[Items from a figure collection]

•••••

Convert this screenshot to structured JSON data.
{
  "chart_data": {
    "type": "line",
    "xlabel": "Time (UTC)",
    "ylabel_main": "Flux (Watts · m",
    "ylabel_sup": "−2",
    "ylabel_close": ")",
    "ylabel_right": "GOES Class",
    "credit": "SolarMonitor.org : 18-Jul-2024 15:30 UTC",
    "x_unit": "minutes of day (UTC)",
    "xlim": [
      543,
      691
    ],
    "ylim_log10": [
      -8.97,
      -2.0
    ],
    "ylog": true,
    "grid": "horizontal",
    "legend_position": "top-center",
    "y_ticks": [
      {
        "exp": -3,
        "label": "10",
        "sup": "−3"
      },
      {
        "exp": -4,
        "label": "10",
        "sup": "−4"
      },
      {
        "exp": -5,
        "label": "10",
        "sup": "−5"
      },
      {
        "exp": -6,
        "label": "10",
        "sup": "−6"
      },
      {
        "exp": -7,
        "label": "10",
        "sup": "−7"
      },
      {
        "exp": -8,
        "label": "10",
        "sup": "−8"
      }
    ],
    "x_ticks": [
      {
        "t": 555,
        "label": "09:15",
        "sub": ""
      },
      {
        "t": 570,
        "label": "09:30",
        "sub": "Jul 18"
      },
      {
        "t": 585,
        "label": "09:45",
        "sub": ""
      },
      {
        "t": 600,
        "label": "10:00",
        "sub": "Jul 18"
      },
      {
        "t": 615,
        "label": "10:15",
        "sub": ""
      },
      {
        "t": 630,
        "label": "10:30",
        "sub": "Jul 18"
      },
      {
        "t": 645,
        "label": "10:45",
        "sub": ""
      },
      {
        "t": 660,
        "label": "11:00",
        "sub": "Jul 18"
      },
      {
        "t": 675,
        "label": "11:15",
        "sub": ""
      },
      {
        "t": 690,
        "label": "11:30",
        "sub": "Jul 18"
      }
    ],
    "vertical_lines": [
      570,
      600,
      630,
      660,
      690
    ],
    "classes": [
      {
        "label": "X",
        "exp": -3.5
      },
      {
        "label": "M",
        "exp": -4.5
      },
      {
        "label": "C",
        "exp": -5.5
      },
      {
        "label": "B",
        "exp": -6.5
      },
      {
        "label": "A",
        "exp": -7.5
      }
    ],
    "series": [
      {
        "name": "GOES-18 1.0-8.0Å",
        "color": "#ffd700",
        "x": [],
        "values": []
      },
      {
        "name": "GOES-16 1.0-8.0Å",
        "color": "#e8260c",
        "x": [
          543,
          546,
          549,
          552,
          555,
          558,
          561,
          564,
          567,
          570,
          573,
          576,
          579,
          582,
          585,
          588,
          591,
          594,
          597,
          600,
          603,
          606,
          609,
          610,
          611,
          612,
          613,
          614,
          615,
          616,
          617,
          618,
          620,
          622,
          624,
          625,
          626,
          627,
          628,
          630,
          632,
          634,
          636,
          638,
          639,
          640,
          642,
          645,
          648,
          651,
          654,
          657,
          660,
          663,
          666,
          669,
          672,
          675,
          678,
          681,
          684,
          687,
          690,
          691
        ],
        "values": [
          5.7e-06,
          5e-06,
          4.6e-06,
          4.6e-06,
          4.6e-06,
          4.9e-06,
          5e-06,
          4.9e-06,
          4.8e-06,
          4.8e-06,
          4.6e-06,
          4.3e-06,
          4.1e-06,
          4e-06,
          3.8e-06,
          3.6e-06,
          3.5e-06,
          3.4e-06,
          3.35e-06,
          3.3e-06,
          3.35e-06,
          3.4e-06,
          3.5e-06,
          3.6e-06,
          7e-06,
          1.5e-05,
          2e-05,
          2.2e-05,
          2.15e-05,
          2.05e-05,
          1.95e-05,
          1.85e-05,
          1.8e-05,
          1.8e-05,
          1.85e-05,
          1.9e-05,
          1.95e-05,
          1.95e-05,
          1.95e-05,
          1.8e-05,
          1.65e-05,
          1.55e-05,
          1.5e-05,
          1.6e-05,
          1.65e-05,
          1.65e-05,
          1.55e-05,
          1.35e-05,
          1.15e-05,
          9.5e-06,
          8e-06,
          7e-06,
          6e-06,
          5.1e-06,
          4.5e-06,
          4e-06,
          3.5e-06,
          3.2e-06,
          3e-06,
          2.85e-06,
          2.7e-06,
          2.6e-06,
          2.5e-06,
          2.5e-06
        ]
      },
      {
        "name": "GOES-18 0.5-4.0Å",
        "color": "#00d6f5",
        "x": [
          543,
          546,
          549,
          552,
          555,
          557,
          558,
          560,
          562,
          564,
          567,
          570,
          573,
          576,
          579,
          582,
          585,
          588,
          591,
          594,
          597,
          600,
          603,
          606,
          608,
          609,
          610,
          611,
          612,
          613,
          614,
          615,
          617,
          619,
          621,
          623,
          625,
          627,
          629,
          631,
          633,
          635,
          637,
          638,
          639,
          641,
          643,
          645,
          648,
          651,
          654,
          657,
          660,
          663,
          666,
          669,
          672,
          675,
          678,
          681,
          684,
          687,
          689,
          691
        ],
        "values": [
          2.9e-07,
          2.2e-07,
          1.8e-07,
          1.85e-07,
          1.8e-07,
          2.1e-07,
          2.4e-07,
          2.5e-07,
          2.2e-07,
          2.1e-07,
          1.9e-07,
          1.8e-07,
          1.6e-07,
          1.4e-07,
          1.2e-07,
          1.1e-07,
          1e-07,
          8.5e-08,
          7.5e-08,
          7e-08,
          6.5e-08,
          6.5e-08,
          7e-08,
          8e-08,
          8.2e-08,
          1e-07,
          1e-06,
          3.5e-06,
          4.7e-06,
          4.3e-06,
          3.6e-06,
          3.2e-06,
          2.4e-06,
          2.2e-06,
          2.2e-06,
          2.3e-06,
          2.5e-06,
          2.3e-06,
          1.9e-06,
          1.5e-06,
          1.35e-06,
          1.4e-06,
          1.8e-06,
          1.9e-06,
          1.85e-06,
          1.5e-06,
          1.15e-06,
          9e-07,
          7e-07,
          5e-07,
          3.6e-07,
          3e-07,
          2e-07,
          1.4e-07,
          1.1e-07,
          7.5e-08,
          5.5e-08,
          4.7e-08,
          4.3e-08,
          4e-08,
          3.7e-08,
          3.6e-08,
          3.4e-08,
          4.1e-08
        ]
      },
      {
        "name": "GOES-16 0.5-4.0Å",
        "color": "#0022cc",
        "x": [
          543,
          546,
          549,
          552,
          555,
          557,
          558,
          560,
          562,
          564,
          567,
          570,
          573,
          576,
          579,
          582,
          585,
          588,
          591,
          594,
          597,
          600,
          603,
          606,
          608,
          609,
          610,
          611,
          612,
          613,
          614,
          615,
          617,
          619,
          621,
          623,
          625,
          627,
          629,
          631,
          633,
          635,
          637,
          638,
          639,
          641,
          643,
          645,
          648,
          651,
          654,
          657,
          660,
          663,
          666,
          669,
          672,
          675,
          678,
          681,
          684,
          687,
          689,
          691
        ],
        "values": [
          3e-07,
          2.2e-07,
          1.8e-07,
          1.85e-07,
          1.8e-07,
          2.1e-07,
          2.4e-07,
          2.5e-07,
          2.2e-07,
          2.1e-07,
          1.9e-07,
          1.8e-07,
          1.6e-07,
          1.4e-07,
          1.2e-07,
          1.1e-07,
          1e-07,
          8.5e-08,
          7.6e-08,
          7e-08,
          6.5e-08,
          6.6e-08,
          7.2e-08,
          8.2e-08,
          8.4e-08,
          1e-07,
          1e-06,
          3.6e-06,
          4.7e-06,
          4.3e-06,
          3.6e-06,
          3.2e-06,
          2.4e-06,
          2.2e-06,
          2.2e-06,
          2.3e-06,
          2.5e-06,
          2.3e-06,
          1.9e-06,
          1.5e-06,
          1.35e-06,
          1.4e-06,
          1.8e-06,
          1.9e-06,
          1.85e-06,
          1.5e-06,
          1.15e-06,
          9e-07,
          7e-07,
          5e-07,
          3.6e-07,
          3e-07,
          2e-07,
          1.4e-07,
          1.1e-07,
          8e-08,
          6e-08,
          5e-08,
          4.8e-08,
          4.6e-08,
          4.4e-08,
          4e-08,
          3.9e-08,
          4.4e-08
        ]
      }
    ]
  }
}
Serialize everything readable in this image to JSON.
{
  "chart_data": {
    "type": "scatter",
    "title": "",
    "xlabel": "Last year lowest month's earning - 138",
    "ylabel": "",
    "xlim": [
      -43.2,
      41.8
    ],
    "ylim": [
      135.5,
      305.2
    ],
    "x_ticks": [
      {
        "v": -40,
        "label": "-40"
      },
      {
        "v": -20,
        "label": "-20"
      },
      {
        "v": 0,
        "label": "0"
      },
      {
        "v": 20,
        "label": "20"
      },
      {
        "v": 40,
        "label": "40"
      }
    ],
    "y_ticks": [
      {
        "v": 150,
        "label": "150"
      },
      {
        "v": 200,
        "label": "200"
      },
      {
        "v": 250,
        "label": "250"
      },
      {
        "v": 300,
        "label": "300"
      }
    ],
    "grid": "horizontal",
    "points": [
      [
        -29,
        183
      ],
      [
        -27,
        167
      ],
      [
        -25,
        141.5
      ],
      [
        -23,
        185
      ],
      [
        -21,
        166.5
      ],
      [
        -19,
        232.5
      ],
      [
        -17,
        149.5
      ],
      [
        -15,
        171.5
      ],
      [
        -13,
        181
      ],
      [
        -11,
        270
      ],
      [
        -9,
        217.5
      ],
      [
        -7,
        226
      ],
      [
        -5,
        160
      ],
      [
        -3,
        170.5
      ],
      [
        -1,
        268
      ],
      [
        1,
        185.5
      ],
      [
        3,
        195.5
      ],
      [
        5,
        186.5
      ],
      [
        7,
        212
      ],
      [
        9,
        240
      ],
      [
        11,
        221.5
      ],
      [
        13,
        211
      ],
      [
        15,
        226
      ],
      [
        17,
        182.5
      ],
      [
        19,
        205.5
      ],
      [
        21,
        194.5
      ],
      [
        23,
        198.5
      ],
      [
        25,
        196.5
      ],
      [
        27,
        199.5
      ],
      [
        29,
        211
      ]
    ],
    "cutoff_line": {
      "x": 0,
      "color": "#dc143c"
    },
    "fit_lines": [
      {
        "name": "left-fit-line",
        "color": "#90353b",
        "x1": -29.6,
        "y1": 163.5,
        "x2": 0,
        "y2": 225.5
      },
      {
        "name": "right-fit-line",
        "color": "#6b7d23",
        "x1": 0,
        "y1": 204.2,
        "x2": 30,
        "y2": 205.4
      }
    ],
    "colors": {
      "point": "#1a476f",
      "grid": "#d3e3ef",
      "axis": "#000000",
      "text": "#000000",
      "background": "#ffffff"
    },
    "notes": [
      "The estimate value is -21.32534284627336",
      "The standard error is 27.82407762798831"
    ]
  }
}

•••••

Task details: Count every line in the entries above where the word "xlabel" appears; respond with the number alone.

Answer for this exercise: 2